** begin **

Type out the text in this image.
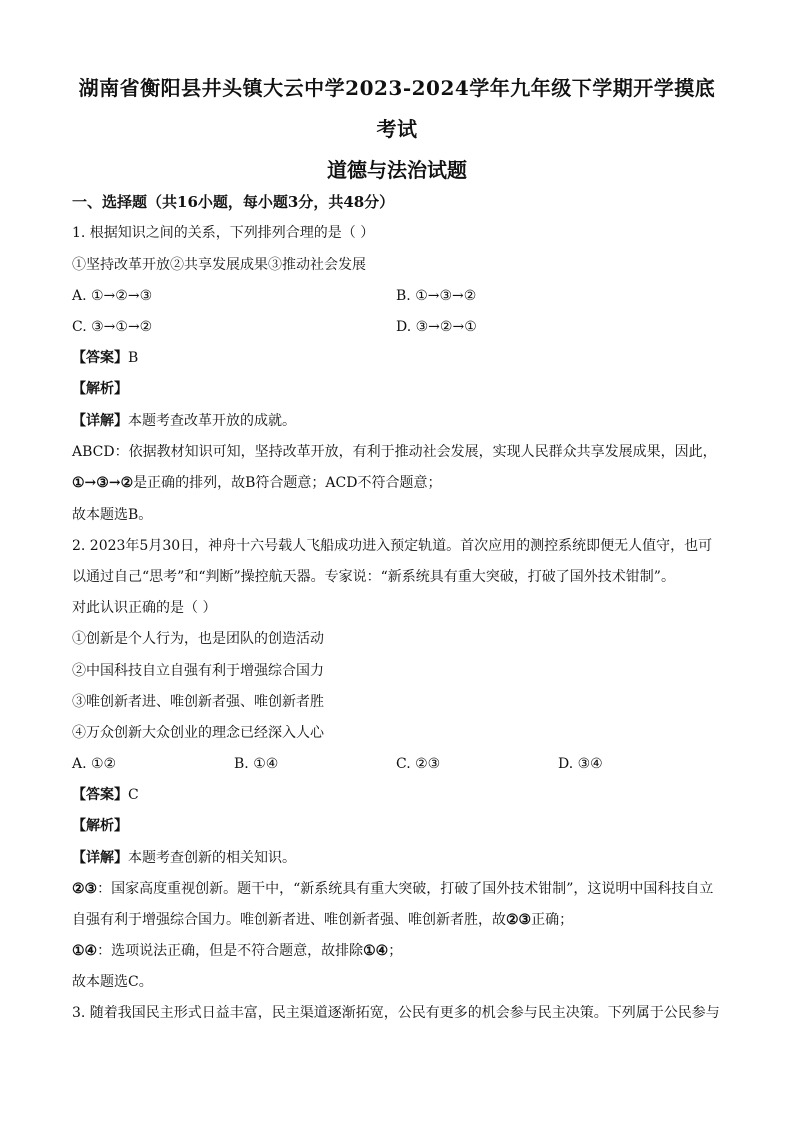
湖南省衡阳县井头镇大云中学2023-2024学年九年级下学期开学摸底
考试
道德与法治试题
一、选择题（共16小题，每小题3分，共48分）
1. 根据知识之间的关系，下列排列合理的是（ ）
①坚持改革开放②共享发展成果③推动社会发展
A. ①→②→③	B. ①→③→②
C. ③→①→②	D. ③→②→①
【答案】B
【解析】
【详解】本题考查改革开放的成就。
ABCD：依据教材知识可知，坚持改革开放，有利于推动社会发展，实现人民群众共享发展成果，因此，
①→③→②是正确的排列，故B符合题意；ACD不符合题意；
故本题选B。
2. 2023年5月30日，神舟十六号载人飞船成功进入预定轨道。首次应用的测控系统即便无人值守，也可
以通过自己“思考”和“判断”操控航天器。专家说：“新系统具有重大突破，打破了国外技术钳制”。
对此认识正确的是（ ）
①创新是个人行为，也是团队的创造活动
②中国科技自立自强有利于增强综合国力
③唯创新者进、唯创新者强、唯创新者胜
④万众创新大众创业的理念已经深入人心
A. ①②	B. ①④	C. ②③	D. ③④
【答案】C
【解析】
【详解】本题考查创新的相关知识。
②③：国家高度重视创新。题干中，“新系统具有重大突破，打破了国外技术钳制”，这说明中国科技自立
自强有利于增强综合国力。唯创新者进、唯创新者强、唯创新者胜，故②③正确；
①④：选项说法正确，但是不符合题意，故排除①④；
故本题选C。
3. 随着我国民主形式日益丰富，民主渠道逐渐拓宽，公民有更多的机会参与民主决策。下列属于公民参与
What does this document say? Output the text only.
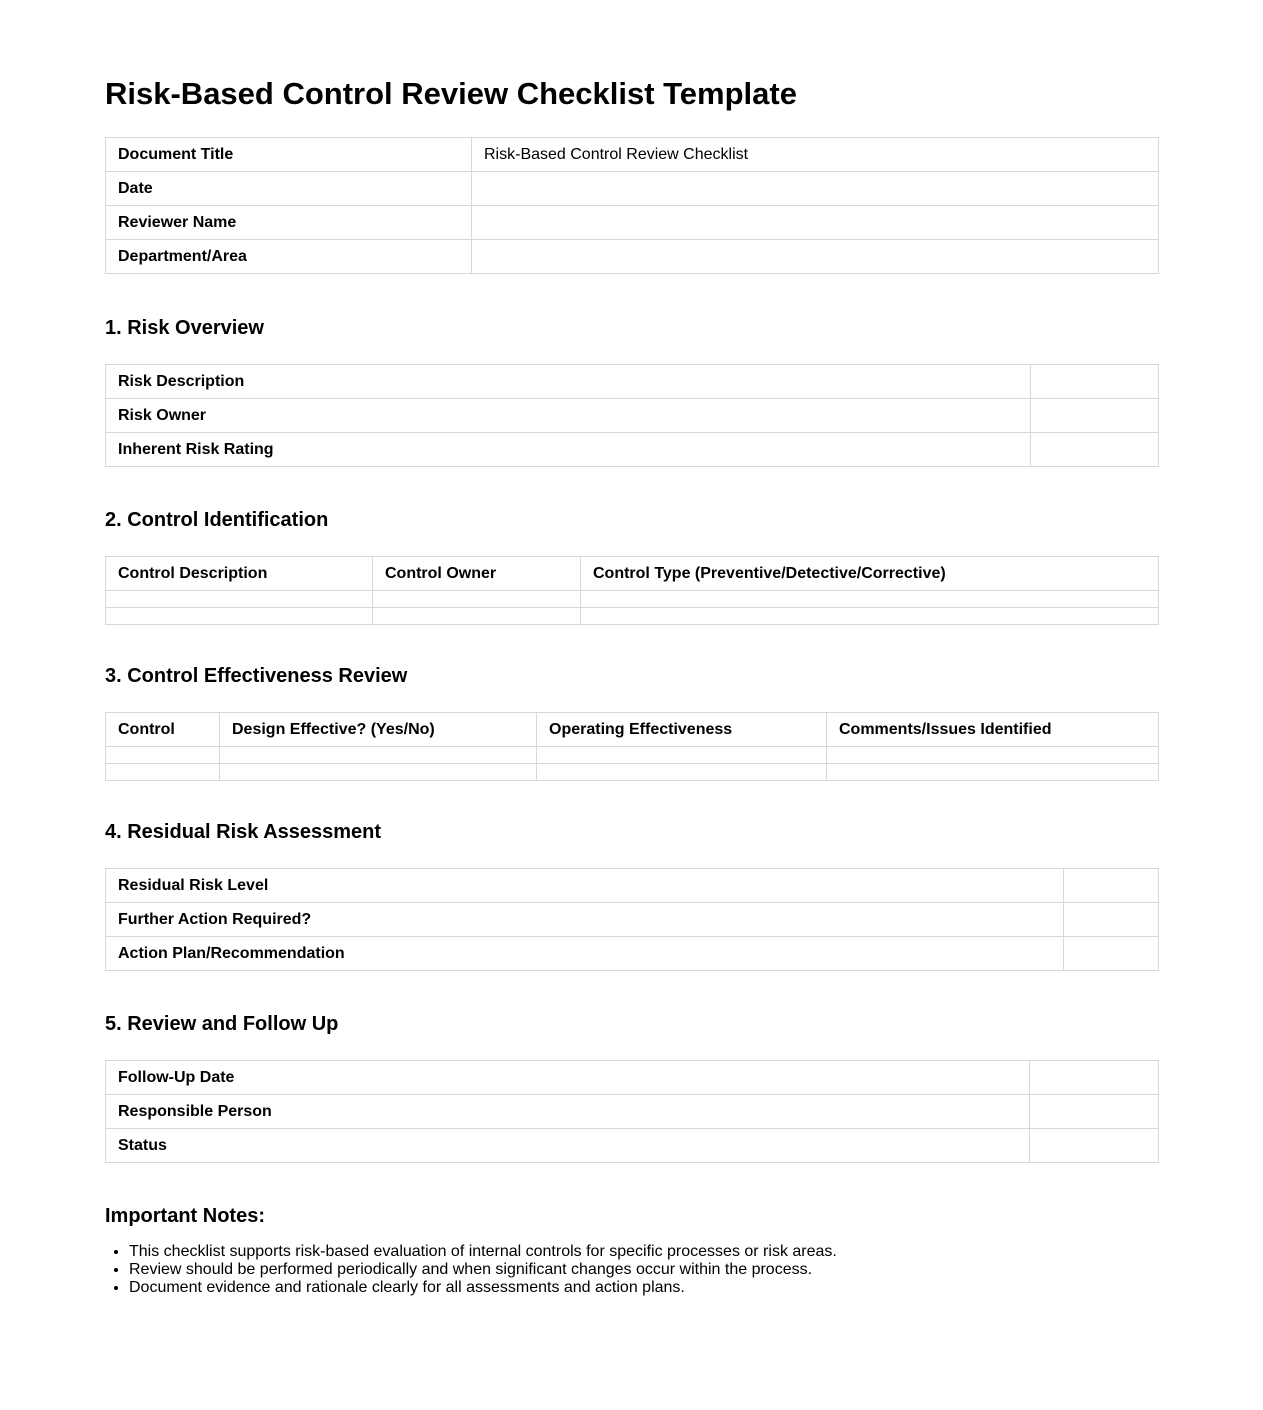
Risk-Based Control Review Checklist Template
Document Title	Risk-Based Control Review Checklist
Date	
Reviewer Name	
Department/Area	
1. Risk Overview
Risk Description	
Risk Owner	
Inherent Risk Rating	
2. Control Identification
Control Description	Control Owner	Control Type (Preventive/Detective/Corrective)

3. Control Effectiveness Review
Control	Design Effective? (Yes/No)	Operating Effectiveness	Comments/Issues Identified

4. Residual Risk Assessment
Residual Risk Level	
Further Action Required?	
Action Plan/Recommendation	
5. Review and Follow Up
Follow-Up Date	
Responsible Person	
Status	
Important Notes:
• This checklist supports risk-based evaluation of internal controls for specific processes or risk areas.
• Review should be performed periodically and when significant changes occur within the process.
• Document evidence and rationale clearly for all assessments and action plans.
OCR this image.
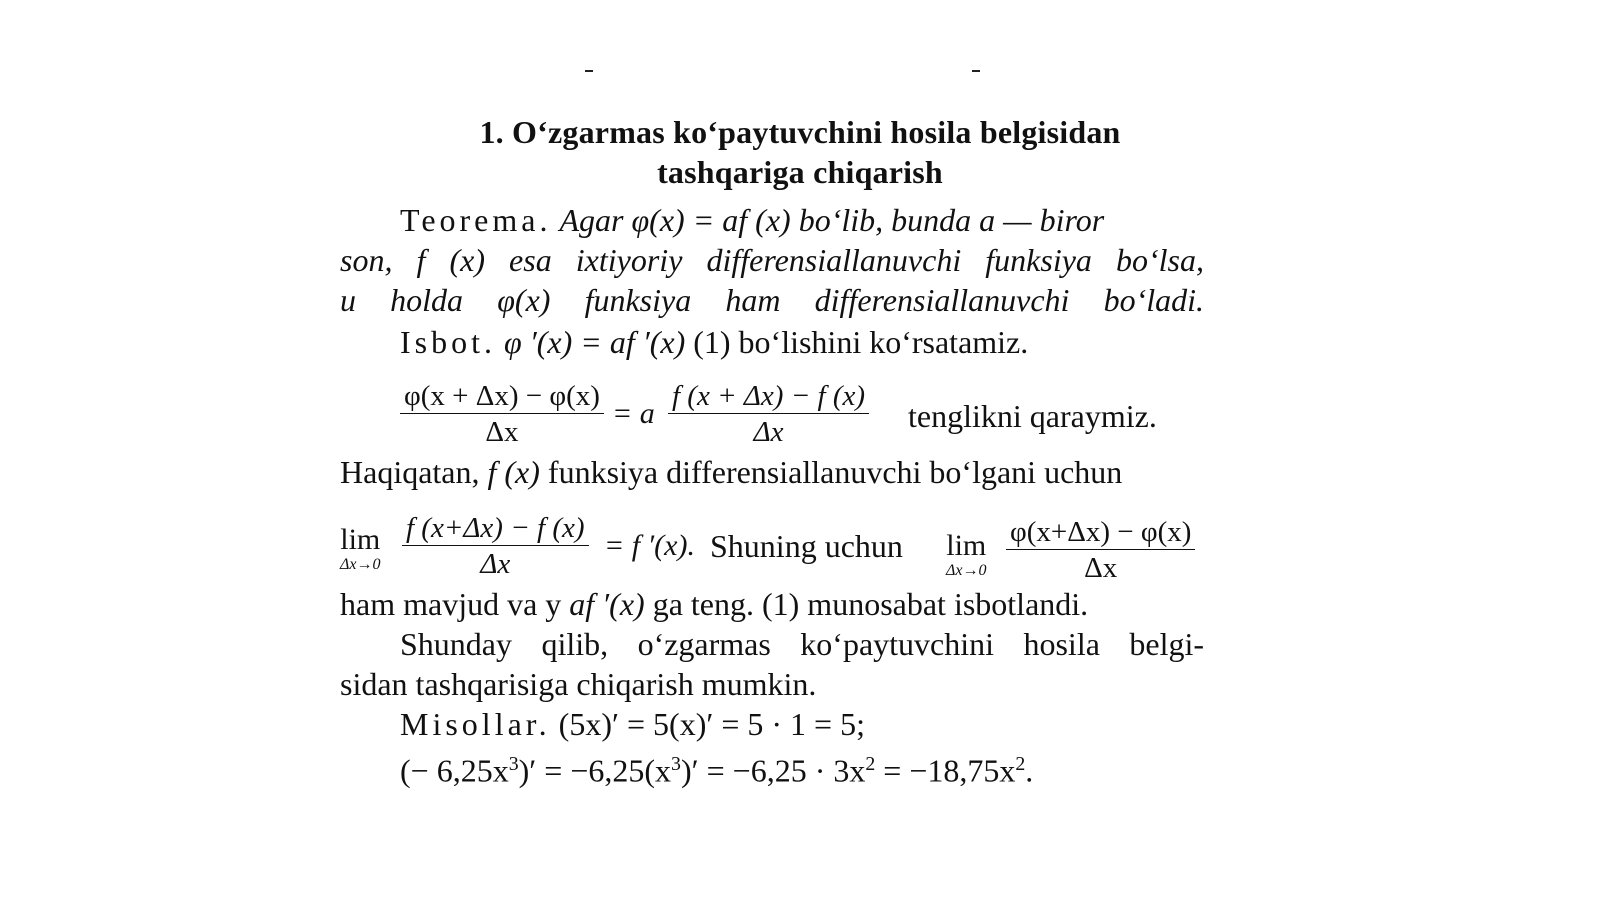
1. O‘zgarmas ko‘paytuvchini hosila belgisidan
tashqariga chiqarish
Teorema. Agar φ(x) = af (x) bo‘lib, bunda a — biror
son, f (x) esa ixtiyoriy differensiallanuvchi funksiya bo‘lsa,
u holda φ(x) funksiya ham differensiallanuvchi bo‘ladi.
Isbot. φ ′(x) = af ′(x) (1) bo‘lishini ko‘rsatamiz.
$\frac{\varphi(x + \Delta x) - \varphi(x)}{\Delta x} = a \frac{f (x + \Delta x) - f (x)}{\Delta x}$ tenglikni qaraymiz.
Haqiqatan, f (x) funksiya differensiallanuvchi bo‘lgani uchun
lim
$\Delta x\to 0 \frac{f (x+\Delta x) - f (x)}{\Delta x} = f$ ′(x). Shuning uchun lim
$\Delta x\to 0 \frac{\varphi(x+\Delta x) - \varphi(x)}{\Delta x}$
ham mavjud va y af ′(x) ga teng. (1) munosabat isbotlandi.
Shunday qilib, o‘zgarmas ko‘paytuvchini hosila belgi-
sidan tashqarisiga chiqarish mumkin.
Misollar. (5x)′ = 5(x)′ = 5 · 1 = 5;
(− $6,25x^3)' = -6,25(x^3)' = -6,25 \cdot 3x^2 = -18,75x^2$.
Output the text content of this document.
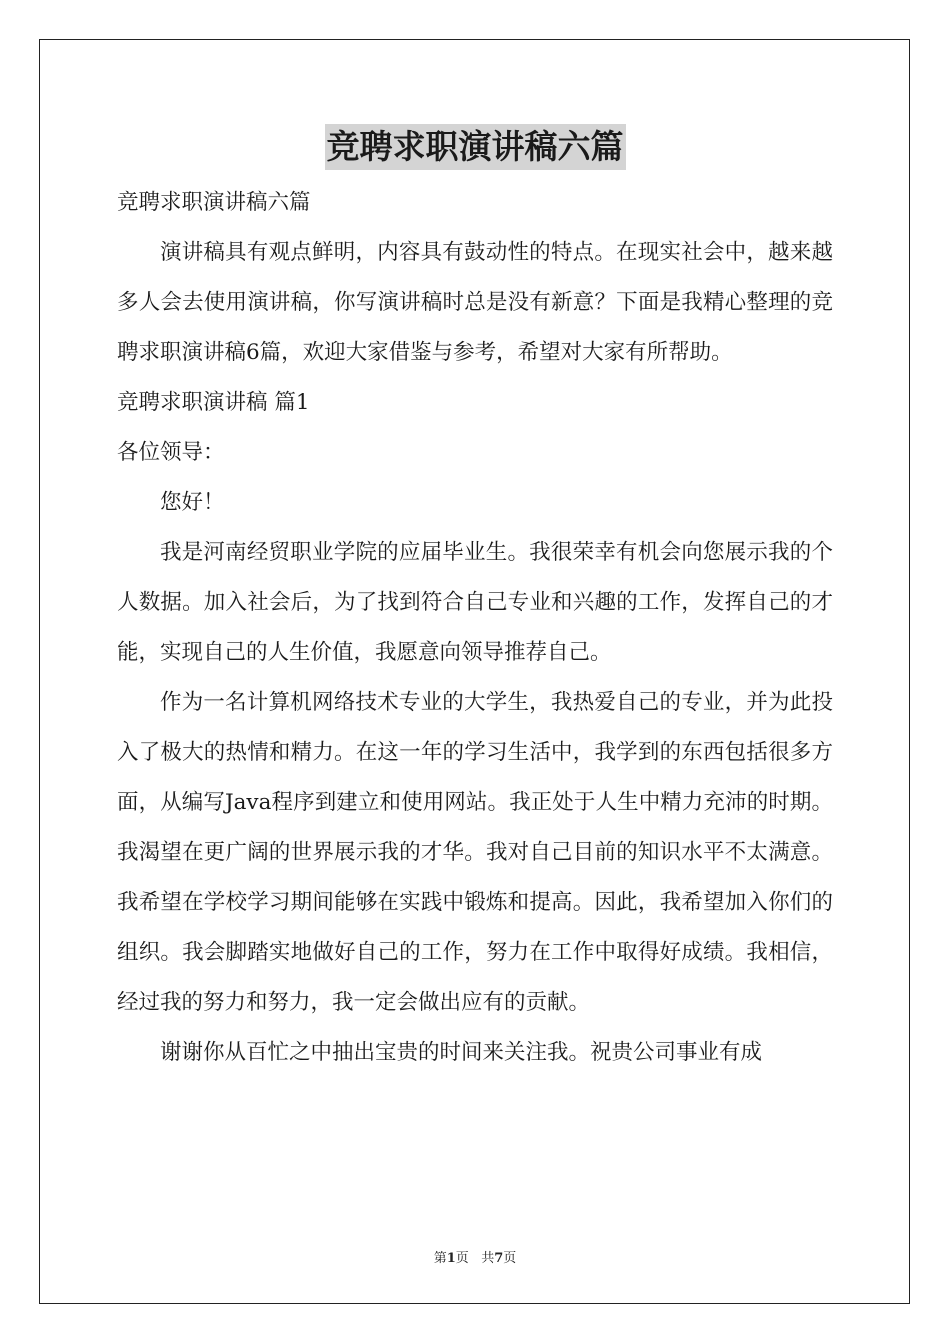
竞聘求职演讲稿六篇

竞聘求职演讲稿六篇

演讲稿具有观点鲜明，内容具有鼓动性的特点。在现实社会中，越来越多人会去使用演讲稿，你写演讲稿时总是没有新意？下面是我精心整理的竞聘求职演讲稿6篇，欢迎大家借鉴与参考，希望对大家有所帮助。

竞聘求职演讲稿 篇1

各位领导：

您好！

我是河南经贸职业学院的应届毕业生。我很荣幸有机会向您展示我的个人数据。加入社会后，为了找到符合自己专业和兴趣的工作，发挥自己的才能，实现自己的人生价值，我愿意向领导推荐自己。

作为一名计算机网络技术专业的大学生，我热爱自己的专业，并为此投入了极大的热情和精力。在这一年的学习生活中，我学到的东西包括很多方面，从编写Java程序到建立和使用网站。我正处于人生中精力充沛的时期。我渴望在更广阔的世界展示我的才华。我对自己目前的知识水平不太满意。我希望在学校学习期间能够在实践中锻炼和提高。因此，我希望加入你们的组织。我会脚踏实地做好自己的工作，努力在工作中取得好成绩。我相信，经过我的努力和努力，我一定会做出应有的贡献。

谢谢你从百忙之中抽出宝贵的时间来关注我。祝贵公司事业有成

第1页 共7页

** end **

=== WORK INSTRUCTIONS ===
Quote the material word for word, dropping any images it holds.

=== CORRECT ANSWER ===
Type out the text in this image.
湖南省衡阳县井头镇大云中学2023-2024学年九年级下学期开学摸底
考试
道德与法治试题
一、选择题（共16小题，每小题3分，共48分）
1. 根据知识之间的关系，下列排列合理的是（ ）
①坚持改革开放②共享发展成果③推动社会发展
A. ①→②→③	B. ①→③→②
C. ③→①→②	D. ③→②→①
【答案】B
【解析】
【详解】本题考查改革开放的成就。
ABCD：依据教材知识可知，坚持改革开放，有利于推动社会发展，实现人民群众共享发展成果，因此，
①→③→②是正确的排列，故B符合题意；ACD不符合题意；
故本题选B。
2. 2023年5月30日，神舟十六号载人飞船成功进入预定轨道。首次应用的测控系统即便无人值守，也可
以通过自己“思考”和“判断”操控航天器。专家说：“新系统具有重大突破，打破了国外技术钳制”。
对此认识正确的是（ ）
①创新是个人行为，也是团队的创造活动
②中国科技自立自强有利于增强综合国力
③唯创新者进、唯创新者强、唯创新者胜
④万众创新大众创业的理念已经深入人心
A. ①②	B. ①④	C. ②③	D. ③④
【答案】C
【解析】
【详解】本题考查创新的相关知识。
②③：国家高度重视创新。题干中，“新系统具有重大突破，打破了国外技术钳制”，这说明中国科技自立
自强有利于增强综合国力。唯创新者进、唯创新者强、唯创新者胜，故②③正确；
①④：选项说法正确，但是不符合题意，故排除①④；
故本题选C。
3. 随着我国民主形式日益丰富，民主渠道逐渐拓宽，公民有更多的机会参与民主决策。下列属于公民参与
What does this document say? Output the text only.
Risk-Based Control Review Checklist Template
Document Title	Risk-Based Control Review Checklist
Date	
Reviewer Name	
Department/Area	
1. Risk Overview
Risk Description	
Risk Owner	
Inherent Risk Rating	
2. Control Identification
Control Description	Control Owner	Control Type (Preventive/Detective/Corrective)

3. Control Effectiveness Review
Control	Design Effective? (Yes/No)	Operating Effectiveness	Comments/Issues Identified

4. Residual Risk Assessment
Residual Risk Level	
Further Action Required?	
Action Plan/Recommendation	
5. Review and Follow Up
Follow-Up Date	
Responsible Person	
Status	
Important Notes:
• This checklist supports risk-based evaluation of internal controls for specific processes or risk areas.
• Review should be performed periodically and when significant changes occur within the process.
• Document evidence and rationale clearly for all assessments and action plans.
OCR this image.
1. O‘zgarmas ko‘paytuvchini hosila belgisidan
tashqariga chiqarish
Teorema. Agar φ(x) = af (x) bo‘lib, bunda a — biror
son, f (x) esa ixtiyoriy differensiallanuvchi funksiya bo‘lsa,
u holda φ(x) funksiya ham differensiallanuvchi bo‘ladi.
Isbot. φ ′(x) = af ′(x) (1) bo‘lishini ko‘rsatamiz.
$\frac{\varphi(x + \Delta x) - \varphi(x)}{\Delta x} = a \frac{f (x + \Delta x) - f (x)}{\Delta x}$ tenglikni qaraymiz.
Haqiqatan, f (x) funksiya differensiallanuvchi bo‘lgani uchun
lim
$\Delta x\to 0 \frac{f (x+\Delta x) - f (x)}{\Delta x} = f$ ′(x). Shuning uchun lim
$\Delta x\to 0 \frac{\varphi(x+\Delta x) - \varphi(x)}{\Delta x}$
ham mavjud va y af ′(x) ga teng. (1) munosabat isbotlandi.
Shunday qilib, o‘zgarmas ko‘paytuvchini hosila belgi-
sidan tashqarisiga chiqarish mumkin.
Misollar. (5x)′ = 5(x)′ = 5 · 1 = 5;
(− $6,25x^3)' = -6,25(x^3)' = -6,25 \cdot 3x^2 = -18,75x^2$.
Output the text content of this document.
竞聘求职演讲稿六篇

竞聘求职演讲稿六篇

演讲稿具有观点鲜明，内容具有鼓动性的特点。在现实社会中，越来越多人会去使用演讲稿，你写演讲稿时总是没有新意？下面是我精心整理的竞聘求职演讲稿6篇，欢迎大家借鉴与参考，希望对大家有所帮助。

竞聘求职演讲稿 篇1

各位领导：

您好！

我是河南经贸职业学院的应届毕业生。我很荣幸有机会向您展示我的个人数据。加入社会后，为了找到符合自己专业和兴趣的工作，发挥自己的才能，实现自己的人生价值，我愿意向领导推荐自己。

作为一名计算机网络技术专业的大学生，我热爱自己的专业，并为此投入了极大的热情和精力。在这一年的学习生活中，我学到的东西包括很多方面，从编写Java程序到建立和使用网站。我正处于人生中精力充沛的时期。我渴望在更广阔的世界展示我的才华。我对自己目前的知识水平不太满意。我希望在学校学习期间能够在实践中锻炼和提高。因此，我希望加入你们的组织。我会脚踏实地做好自己的工作，努力在工作中取得好成绩。我相信，经过我的努力和努力，我一定会做出应有的贡献。

谢谢你从百忙之中抽出宝贵的时间来关注我。祝贵公司事业有成

第1页 共7页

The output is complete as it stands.